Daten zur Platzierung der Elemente
···
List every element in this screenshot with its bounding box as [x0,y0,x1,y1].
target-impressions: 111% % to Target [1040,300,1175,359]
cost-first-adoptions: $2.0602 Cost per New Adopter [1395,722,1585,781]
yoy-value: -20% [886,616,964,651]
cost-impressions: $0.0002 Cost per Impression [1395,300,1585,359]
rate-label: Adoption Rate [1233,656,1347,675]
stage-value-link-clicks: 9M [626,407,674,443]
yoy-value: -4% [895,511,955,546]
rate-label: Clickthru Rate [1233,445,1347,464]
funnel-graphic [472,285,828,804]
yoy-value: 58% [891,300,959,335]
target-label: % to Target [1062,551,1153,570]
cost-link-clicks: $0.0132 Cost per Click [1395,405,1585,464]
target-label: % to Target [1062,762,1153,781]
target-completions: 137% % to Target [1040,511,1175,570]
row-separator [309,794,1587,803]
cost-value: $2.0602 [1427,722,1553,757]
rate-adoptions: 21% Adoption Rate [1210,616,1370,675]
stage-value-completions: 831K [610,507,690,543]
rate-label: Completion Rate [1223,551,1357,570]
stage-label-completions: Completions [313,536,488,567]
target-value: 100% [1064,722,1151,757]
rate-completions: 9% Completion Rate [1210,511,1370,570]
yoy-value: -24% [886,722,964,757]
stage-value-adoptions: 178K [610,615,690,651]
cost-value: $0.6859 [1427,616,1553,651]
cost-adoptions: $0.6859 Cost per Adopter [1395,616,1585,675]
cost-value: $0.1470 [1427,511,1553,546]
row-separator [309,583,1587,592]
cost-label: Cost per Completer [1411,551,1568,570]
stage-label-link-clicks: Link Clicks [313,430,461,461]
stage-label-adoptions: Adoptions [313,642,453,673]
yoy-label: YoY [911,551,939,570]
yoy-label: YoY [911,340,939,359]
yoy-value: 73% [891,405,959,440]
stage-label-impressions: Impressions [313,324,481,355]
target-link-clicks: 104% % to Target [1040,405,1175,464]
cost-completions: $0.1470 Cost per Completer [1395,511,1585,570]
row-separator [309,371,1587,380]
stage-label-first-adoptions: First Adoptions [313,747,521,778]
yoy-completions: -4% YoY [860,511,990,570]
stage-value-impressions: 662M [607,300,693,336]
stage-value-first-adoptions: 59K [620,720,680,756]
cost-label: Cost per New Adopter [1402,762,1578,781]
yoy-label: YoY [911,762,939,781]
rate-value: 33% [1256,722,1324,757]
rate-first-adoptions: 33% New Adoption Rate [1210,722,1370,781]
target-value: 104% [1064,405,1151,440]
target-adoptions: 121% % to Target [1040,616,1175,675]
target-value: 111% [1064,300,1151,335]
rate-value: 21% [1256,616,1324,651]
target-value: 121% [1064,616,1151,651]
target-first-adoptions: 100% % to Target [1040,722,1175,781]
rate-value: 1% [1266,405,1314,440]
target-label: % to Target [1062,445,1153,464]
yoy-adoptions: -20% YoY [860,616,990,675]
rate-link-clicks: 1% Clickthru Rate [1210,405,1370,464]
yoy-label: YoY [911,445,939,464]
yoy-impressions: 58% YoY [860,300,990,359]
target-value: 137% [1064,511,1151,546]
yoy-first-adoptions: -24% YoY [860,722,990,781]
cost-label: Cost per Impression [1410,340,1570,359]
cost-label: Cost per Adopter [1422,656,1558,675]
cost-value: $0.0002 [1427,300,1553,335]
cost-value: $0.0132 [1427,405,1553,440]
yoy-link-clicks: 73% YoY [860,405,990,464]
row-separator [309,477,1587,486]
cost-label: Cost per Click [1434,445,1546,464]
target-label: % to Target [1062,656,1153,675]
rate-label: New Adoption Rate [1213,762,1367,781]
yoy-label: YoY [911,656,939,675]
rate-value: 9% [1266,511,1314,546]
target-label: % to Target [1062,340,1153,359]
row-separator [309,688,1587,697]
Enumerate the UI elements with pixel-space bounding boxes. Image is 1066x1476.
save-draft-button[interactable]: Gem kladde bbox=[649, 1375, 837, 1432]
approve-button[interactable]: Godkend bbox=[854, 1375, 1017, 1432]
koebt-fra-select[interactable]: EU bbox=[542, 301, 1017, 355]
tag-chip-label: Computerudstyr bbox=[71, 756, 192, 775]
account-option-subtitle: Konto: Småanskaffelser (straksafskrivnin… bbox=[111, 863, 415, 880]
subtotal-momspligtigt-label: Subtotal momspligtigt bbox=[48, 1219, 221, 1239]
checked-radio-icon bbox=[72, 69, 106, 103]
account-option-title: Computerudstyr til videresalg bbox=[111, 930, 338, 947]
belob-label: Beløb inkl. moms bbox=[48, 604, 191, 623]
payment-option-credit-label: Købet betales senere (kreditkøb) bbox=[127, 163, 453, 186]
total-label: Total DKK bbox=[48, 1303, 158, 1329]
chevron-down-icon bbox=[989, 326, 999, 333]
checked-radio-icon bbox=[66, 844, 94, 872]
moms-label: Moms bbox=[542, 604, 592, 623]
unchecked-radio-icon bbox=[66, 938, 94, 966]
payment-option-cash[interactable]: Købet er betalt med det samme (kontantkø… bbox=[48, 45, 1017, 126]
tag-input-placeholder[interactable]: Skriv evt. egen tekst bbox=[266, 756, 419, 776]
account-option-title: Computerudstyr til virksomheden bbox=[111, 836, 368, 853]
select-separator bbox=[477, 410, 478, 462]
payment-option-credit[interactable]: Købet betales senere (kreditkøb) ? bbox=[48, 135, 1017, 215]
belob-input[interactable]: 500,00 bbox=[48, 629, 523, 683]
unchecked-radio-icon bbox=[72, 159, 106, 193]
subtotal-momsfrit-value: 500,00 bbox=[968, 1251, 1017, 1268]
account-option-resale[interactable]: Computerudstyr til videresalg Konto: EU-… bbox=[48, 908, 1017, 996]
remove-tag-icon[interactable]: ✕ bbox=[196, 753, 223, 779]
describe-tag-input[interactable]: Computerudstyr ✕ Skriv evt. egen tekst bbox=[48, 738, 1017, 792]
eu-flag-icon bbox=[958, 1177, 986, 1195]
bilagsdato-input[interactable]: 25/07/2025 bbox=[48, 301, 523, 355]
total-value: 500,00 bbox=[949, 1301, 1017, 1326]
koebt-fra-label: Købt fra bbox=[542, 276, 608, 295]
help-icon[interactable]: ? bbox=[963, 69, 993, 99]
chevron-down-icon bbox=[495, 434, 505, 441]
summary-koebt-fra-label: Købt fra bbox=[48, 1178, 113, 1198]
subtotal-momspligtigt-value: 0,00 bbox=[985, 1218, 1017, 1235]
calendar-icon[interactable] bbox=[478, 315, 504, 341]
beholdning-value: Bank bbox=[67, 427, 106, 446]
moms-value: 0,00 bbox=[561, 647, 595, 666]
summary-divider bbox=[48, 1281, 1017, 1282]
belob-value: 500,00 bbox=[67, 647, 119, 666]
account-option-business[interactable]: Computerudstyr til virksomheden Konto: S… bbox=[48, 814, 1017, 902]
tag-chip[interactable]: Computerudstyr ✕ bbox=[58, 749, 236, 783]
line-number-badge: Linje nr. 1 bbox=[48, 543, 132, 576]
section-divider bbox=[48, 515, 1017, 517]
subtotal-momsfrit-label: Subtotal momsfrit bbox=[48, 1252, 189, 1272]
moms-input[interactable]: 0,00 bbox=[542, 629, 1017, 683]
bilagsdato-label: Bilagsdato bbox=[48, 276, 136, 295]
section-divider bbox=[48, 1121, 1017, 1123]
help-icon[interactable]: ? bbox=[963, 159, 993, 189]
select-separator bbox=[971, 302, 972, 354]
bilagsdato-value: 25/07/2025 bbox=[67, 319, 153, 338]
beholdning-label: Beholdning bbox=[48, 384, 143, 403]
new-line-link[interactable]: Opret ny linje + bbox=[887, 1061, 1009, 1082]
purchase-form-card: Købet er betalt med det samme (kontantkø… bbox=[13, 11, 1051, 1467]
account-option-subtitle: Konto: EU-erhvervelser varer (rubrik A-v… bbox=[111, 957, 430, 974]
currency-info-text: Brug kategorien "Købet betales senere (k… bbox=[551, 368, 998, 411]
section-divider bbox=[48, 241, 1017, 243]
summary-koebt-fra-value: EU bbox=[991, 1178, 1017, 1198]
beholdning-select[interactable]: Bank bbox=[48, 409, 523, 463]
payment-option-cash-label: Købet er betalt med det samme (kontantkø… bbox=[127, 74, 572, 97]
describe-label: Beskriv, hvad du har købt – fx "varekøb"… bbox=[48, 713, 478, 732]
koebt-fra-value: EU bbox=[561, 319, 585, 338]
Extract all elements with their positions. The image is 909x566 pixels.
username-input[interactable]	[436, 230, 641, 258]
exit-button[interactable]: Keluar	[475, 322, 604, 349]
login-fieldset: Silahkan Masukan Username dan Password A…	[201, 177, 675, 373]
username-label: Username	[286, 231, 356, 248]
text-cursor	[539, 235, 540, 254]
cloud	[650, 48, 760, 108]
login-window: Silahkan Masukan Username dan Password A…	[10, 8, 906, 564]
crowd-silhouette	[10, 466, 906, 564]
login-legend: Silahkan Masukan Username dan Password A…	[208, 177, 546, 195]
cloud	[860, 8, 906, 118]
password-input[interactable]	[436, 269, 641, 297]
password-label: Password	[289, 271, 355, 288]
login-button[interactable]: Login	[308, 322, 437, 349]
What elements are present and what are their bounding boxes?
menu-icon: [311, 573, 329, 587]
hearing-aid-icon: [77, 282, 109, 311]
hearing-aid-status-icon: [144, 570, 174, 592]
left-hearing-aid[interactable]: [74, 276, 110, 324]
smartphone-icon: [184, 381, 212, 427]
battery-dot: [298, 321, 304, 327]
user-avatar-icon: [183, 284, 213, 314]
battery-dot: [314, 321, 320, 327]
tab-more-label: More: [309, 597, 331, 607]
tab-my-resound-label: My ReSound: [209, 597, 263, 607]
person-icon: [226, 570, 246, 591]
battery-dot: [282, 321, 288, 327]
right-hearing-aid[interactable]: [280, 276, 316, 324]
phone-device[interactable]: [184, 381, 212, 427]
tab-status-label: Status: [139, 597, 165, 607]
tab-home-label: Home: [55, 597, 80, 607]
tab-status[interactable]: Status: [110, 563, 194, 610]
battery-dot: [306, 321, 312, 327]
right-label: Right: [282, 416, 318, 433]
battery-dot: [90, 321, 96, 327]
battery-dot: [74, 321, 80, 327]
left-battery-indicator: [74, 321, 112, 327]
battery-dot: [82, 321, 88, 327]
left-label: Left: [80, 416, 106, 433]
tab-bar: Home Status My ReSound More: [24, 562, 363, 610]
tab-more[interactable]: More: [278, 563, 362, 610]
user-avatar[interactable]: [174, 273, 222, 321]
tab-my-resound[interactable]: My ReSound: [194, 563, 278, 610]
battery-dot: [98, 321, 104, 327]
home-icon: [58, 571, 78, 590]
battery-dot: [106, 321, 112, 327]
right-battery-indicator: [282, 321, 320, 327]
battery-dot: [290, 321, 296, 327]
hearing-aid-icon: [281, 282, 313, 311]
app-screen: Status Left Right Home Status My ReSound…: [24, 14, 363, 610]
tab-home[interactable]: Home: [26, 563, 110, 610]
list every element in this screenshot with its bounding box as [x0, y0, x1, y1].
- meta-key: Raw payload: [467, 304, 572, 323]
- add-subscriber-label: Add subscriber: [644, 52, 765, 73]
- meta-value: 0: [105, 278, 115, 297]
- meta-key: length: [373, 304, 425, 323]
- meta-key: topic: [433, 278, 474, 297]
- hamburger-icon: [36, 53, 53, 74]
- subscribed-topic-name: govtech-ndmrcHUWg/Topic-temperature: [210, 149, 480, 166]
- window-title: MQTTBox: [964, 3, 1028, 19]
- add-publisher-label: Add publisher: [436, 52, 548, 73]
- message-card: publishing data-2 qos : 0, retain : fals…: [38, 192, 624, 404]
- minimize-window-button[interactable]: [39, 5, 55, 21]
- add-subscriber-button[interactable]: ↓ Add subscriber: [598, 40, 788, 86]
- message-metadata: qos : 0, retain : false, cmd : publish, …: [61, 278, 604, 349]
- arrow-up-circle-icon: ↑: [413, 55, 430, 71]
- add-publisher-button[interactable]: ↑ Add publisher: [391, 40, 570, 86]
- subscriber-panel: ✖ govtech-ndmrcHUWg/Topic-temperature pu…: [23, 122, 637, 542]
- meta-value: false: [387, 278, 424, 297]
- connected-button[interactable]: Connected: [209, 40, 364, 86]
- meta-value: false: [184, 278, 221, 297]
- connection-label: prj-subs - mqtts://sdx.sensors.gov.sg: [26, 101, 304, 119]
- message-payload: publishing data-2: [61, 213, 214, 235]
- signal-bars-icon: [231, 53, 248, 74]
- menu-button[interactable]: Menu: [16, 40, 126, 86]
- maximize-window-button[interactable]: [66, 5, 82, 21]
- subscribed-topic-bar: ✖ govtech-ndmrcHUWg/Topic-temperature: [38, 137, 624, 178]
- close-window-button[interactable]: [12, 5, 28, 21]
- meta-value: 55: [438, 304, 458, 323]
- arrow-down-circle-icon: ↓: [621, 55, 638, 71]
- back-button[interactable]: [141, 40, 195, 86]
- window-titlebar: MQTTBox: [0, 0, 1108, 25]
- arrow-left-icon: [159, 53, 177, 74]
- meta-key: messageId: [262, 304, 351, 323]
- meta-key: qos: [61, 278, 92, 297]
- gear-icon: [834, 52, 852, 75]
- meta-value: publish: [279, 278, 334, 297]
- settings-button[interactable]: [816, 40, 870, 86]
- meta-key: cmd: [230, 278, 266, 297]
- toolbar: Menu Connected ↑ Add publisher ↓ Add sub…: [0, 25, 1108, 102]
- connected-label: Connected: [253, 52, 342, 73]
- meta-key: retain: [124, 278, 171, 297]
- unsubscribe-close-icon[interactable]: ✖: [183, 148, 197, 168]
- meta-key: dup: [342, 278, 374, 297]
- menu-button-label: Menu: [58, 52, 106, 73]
···
Die Aufgabe -
Schreiben Sie alles vom Anfang der Datensätze bis einschließlich der Zeile mit „stage-value-link-clicks: 9M [626,407,674,443]“ unverändert ab.

Vollständige Antwort -
List every element in this screenshot with its bounding box as [x0,y0,x1,y1].
target-impressions: 111% % to Target [1040,300,1175,359]
cost-first-adoptions: $2.0602 Cost per New Adopter [1395,722,1585,781]
yoy-value: -20% [886,616,964,651]
cost-impressions: $0.0002 Cost per Impression [1395,300,1585,359]
rate-label: Adoption Rate [1233,656,1347,675]
stage-value-link-clicks: 9M [626,407,674,443]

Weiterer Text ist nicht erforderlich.